---------- RECORDS

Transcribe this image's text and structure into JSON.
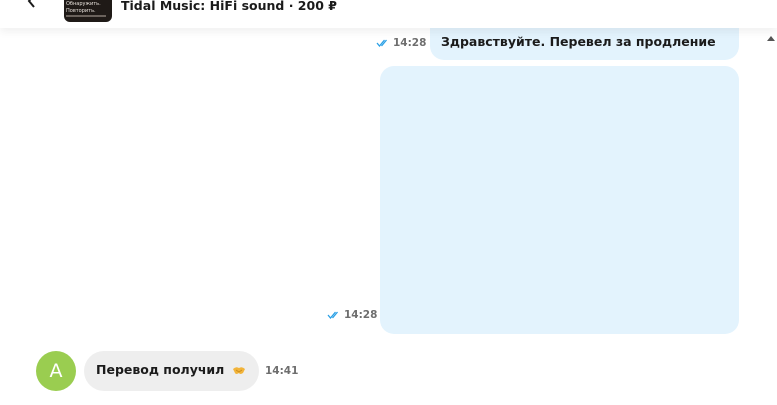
{
  "header": {
    "product_title": "Tidal Music: HiFi sound · 200 ₽",
    "thumb_lines": [
      "Обнаружить.",
      "Повторить."
    ]
  },
  "messages": [
    {
      "direction": "out",
      "text": "Здравствуйте. Перевел за продление",
      "time": "14:28",
      "status": "read"
    },
    {
      "direction": "out",
      "type": "media",
      "time": "14:28",
      "status": "read"
    },
    {
      "direction": "in",
      "avatar_letter": "A",
      "text": "Перевод получил",
      "emoji_icon": "handshake-icon",
      "time": "14:41"
    }
  ],
  "colors": {
    "outgoing_bubble": "#e3f3fd",
    "incoming_bubble": "#eeeeee",
    "avatar": "#9acd50",
    "read_ticks": "#2aa0e6"
  }
}
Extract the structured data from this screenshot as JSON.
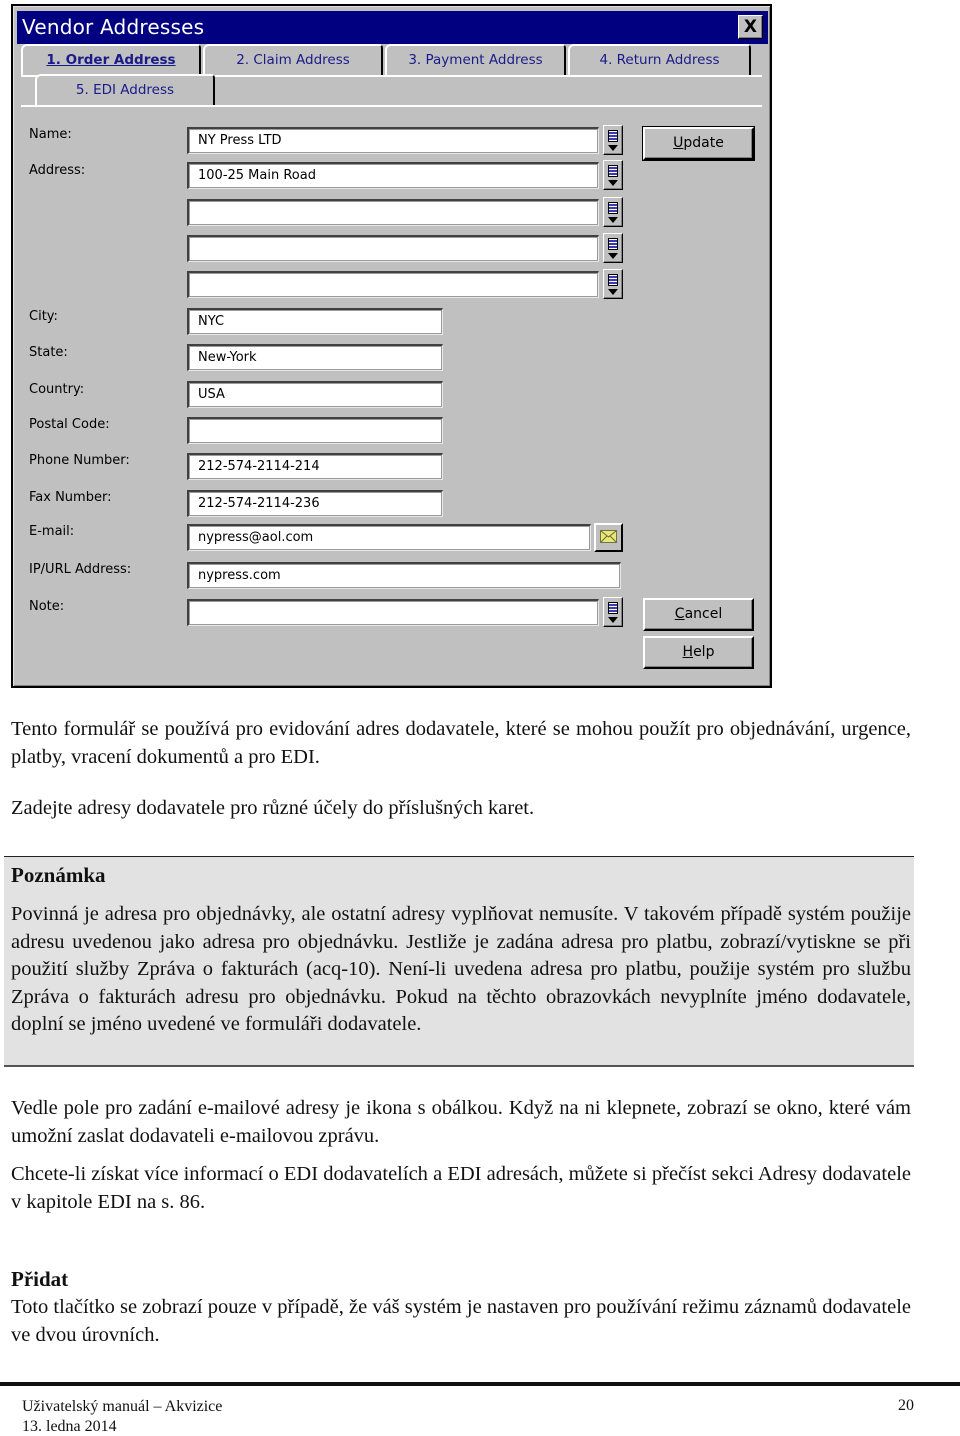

--------------------

Reproduce the whole listing above word for word, but not its pictures.

Transcribe this image's text and structure into JSON.
{
  "header": {
    "product_title": "Tidal Music: HiFi sound · 200 ₽",
    "thumb_lines": [
      "Обнаружить.",
      "Повторить."
    ]
  },
  "messages": [
    {
      "direction": "out",
      "text": "Здравствуйте. Перевел за продление",
      "time": "14:28",
      "status": "read"
    },
    {
      "direction": "out",
      "type": "media",
      "time": "14:28",
      "status": "read"
    },
    {
      "direction": "in",
      "avatar_letter": "A",
      "text": "Перевод получил",
      "emoji_icon": "handshake-icon",
      "time": "14:41"
    }
  ],
  "colors": {
    "outgoing_bubble": "#e3f3fd",
    "incoming_bubble": "#eeeeee",
    "avatar": "#9acd50",
    "read_ticks": "#2aa0e6"
  }
}
Extract the structured data from this screenshot as JSON.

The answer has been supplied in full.